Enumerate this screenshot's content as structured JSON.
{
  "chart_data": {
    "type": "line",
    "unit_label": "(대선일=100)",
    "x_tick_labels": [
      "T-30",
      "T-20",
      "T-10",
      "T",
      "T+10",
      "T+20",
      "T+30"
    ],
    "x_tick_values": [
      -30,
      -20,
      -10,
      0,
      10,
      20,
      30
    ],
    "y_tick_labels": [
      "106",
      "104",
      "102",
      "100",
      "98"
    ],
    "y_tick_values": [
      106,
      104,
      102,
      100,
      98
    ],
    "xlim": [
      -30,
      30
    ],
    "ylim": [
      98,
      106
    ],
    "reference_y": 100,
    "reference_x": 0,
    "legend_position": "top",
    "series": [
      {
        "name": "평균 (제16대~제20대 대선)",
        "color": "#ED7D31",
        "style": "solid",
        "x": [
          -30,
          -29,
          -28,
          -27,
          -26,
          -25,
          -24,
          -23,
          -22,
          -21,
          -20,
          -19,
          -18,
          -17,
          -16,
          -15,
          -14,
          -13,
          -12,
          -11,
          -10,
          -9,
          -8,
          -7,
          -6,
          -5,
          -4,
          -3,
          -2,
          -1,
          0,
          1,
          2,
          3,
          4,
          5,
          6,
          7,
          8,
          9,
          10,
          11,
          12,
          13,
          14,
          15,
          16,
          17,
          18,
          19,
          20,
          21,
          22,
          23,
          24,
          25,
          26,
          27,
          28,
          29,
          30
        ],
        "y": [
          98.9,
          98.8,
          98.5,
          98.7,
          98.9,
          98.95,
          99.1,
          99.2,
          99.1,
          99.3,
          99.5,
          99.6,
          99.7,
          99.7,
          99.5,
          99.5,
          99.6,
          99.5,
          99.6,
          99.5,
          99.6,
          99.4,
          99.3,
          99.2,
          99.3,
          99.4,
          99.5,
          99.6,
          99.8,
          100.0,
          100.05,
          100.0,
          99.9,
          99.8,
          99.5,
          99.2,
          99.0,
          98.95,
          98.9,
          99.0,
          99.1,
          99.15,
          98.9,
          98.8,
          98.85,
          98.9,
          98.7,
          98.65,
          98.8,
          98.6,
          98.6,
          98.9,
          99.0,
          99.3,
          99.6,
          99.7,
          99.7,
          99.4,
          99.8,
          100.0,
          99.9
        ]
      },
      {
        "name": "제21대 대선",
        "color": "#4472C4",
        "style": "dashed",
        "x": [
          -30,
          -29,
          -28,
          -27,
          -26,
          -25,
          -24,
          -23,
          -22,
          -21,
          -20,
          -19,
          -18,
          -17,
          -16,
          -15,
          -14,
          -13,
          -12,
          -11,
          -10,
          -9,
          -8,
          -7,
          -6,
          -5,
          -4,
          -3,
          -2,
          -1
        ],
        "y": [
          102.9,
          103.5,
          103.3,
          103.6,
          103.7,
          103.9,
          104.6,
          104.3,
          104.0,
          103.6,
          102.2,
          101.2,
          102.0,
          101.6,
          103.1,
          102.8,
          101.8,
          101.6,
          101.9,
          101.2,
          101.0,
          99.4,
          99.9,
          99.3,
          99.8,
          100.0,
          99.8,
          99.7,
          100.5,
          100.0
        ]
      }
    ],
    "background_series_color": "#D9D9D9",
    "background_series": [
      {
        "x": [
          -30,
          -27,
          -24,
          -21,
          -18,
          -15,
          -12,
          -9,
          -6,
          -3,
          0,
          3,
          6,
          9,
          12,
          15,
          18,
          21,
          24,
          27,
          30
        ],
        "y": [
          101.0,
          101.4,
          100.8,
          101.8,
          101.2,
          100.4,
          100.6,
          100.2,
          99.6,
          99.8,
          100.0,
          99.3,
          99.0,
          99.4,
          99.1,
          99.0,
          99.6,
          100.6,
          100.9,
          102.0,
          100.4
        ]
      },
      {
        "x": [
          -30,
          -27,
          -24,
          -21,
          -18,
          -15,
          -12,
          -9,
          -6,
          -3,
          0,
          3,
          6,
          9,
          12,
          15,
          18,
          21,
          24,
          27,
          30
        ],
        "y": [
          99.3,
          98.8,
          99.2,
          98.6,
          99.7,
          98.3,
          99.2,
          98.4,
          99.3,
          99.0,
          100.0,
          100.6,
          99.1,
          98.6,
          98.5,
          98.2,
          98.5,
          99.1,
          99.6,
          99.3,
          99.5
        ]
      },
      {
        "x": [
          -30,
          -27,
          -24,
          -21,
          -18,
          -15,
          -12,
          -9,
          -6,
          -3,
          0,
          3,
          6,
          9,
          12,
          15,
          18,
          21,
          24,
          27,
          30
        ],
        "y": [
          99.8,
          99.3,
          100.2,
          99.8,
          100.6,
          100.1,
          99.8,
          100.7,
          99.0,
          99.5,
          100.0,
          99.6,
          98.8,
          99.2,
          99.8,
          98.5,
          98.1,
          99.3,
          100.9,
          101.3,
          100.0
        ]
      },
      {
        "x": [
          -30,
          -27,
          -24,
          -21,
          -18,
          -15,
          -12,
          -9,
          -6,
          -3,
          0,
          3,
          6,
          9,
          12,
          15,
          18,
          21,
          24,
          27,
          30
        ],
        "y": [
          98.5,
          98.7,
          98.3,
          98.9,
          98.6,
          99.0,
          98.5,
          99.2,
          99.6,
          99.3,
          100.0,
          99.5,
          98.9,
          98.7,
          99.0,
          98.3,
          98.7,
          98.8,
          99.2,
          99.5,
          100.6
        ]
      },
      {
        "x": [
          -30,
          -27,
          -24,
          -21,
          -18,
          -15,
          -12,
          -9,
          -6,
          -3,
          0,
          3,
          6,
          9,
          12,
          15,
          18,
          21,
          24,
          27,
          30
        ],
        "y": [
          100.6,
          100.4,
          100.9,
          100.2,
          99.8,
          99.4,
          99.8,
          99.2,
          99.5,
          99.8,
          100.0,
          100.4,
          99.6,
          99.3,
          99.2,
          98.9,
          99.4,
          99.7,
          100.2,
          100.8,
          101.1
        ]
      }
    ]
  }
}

====================

§ EXERCISE
Retype every entry word for word.

§ TASK ANSWER
Enumerate this screenshot's content as structured JSON.
{
  "chart_data": {
    "type": "line",
    "unit_label": "(대선일=100)",
    "x_tick_labels": [
      "T-30",
      "T-20",
      "T-10",
      "T",
      "T+10",
      "T+20",
      "T+30"
    ],
    "x_tick_values": [
      -30,
      -20,
      -10,
      0,
      10,
      20,
      30
    ],
    "y_tick_labels": [
      "106",
      "104",
      "102",
      "100",
      "98"
    ],
    "y_tick_values": [
      106,
      104,
      102,
      100,
      98
    ],
    "xlim": [
      -30,
      30
    ],
    "ylim": [
      98,
      106
    ],
    "reference_y": 100,
    "reference_x": 0,
    "legend_position": "top",
    "series": [
      {
        "name": "평균 (제16대~제20대 대선)",
        "color": "#ED7D31",
        "style": "solid",
        "x": [
          -30,
          -29,
          -28,
          -27,
          -26,
          -25,
          -24,
          -23,
          -22,
          -21,
          -20,
          -19,
          -18,
          -17,
          -16,
          -15,
          -14,
          -13,
          -12,
          -11,
          -10,
          -9,
          -8,
          -7,
          -6,
          -5,
          -4,
          -3,
          -2,
          -1,
          0,
          1,
          2,
          3,
          4,
          5,
          6,
          7,
          8,
          9,
          10,
          11,
          12,
          13,
          14,
          15,
          16,
          17,
          18,
          19,
          20,
          21,
          22,
          23,
          24,
          25,
          26,
          27,
          28,
          29,
          30
        ],
        "y": [
          98.9,
          98.8,
          98.5,
          98.7,
          98.9,
          98.95,
          99.1,
          99.2,
          99.1,
          99.3,
          99.5,
          99.6,
          99.7,
          99.7,
          99.5,
          99.5,
          99.6,
          99.5,
          99.6,
          99.5,
          99.6,
          99.4,
          99.3,
          99.2,
          99.3,
          99.4,
          99.5,
          99.6,
          99.8,
          100.0,
          100.05,
          100.0,
          99.9,
          99.8,
          99.5,
          99.2,
          99.0,
          98.95,
          98.9,
          99.0,
          99.1,
          99.15,
          98.9,
          98.8,
          98.85,
          98.9,
          98.7,
          98.65,
          98.8,
          98.6,
          98.6,
          98.9,
          99.0,
          99.3,
          99.6,
          99.7,
          99.7,
          99.4,
          99.8,
          100.0,
          99.9
        ]
      },
      {
        "name": "제21대 대선",
        "color": "#4472C4",
        "style": "dashed",
        "x": [
          -30,
          -29,
          -28,
          -27,
          -26,
          -25,
          -24,
          -23,
          -22,
          -21,
          -20,
          -19,
          -18,
          -17,
          -16,
          -15,
          -14,
          -13,
          -12,
          -11,
          -10,
          -9,
          -8,
          -7,
          -6,
          -5,
          -4,
          -3,
          -2,
          -1
        ],
        "y": [
          102.9,
          103.5,
          103.3,
          103.6,
          103.7,
          103.9,
          104.6,
          104.3,
          104.0,
          103.6,
          102.2,
          101.2,
          102.0,
          101.6,
          103.1,
          102.8,
          101.8,
          101.6,
          101.9,
          101.2,
          101.0,
          99.4,
          99.9,
          99.3,
          99.8,
          100.0,
          99.8,
          99.7,
          100.5,
          100.0
        ]
      }
    ],
    "background_series_color": "#D9D9D9",
    "background_series": [
      {
        "x": [
          -30,
          -27,
          -24,
          -21,
          -18,
          -15,
          -12,
          -9,
          -6,
          -3,
          0,
          3,
          6,
          9,
          12,
          15,
          18,
          21,
          24,
          27,
          30
        ],
        "y": [
          101.0,
          101.4,
          100.8,
          101.8,
          101.2,
          100.4,
          100.6,
          100.2,
          99.6,
          99.8,
          100.0,
          99.3,
          99.0,
          99.4,
          99.1,
          99.0,
          99.6,
          100.6,
          100.9,
          102.0,
          100.4
        ]
      },
      {
        "x": [
          -30,
          -27,
          -24,
          -21,
          -18,
          -15,
          -12,
          -9,
          -6,
          -3,
          0,
          3,
          6,
          9,
          12,
          15,
          18,
          21,
          24,
          27,
          30
        ],
        "y": [
          99.3,
          98.8,
          99.2,
          98.6,
          99.7,
          98.3,
          99.2,
          98.4,
          99.3,
          99.0,
          100.0,
          100.6,
          99.1,
          98.6,
          98.5,
          98.2,
          98.5,
          99.1,
          99.6,
          99.3,
          99.5
        ]
      },
      {
        "x": [
          -30,
          -27,
          -24,
          -21,
          -18,
          -15,
          -12,
          -9,
          -6,
          -3,
          0,
          3,
          6,
          9,
          12,
          15,
          18,
          21,
          24,
          27,
          30
        ],
        "y": [
          99.8,
          99.3,
          100.2,
          99.8,
          100.6,
          100.1,
          99.8,
          100.7,
          99.0,
          99.5,
          100.0,
          99.6,
          98.8,
          99.2,
          99.8,
          98.5,
          98.1,
          99.3,
          100.9,
          101.3,
          100.0
        ]
      },
      {
        "x": [
          -30,
          -27,
          -24,
          -21,
          -18,
          -15,
          -12,
          -9,
          -6,
          -3,
          0,
          3,
          6,
          9,
          12,
          15,
          18,
          21,
          24,
          27,
          30
        ],
        "y": [
          98.5,
          98.7,
          98.3,
          98.9,
          98.6,
          99.0,
          98.5,
          99.2,
          99.6,
          99.3,
          100.0,
          99.5,
          98.9,
          98.7,
          99.0,
          98.3,
          98.7,
          98.8,
          99.2,
          99.5,
          100.6
        ]
      },
      {
        "x": [
          -30,
          -27,
          -24,
          -21,
          -18,
          -15,
          -12,
          -9,
          -6,
          -3,
          0,
          3,
          6,
          9,
          12,
          15,
          18,
          21,
          24,
          27,
          30
        ],
        "y": [
          100.6,
          100.4,
          100.9,
          100.2,
          99.8,
          99.4,
          99.8,
          99.2,
          99.5,
          99.8,
          100.0,
          100.4,
          99.6,
          99.3,
          99.2,
          98.9,
          99.4,
          99.7,
          100.2,
          100.8,
          101.1
        ]
      }
    ]
  }
}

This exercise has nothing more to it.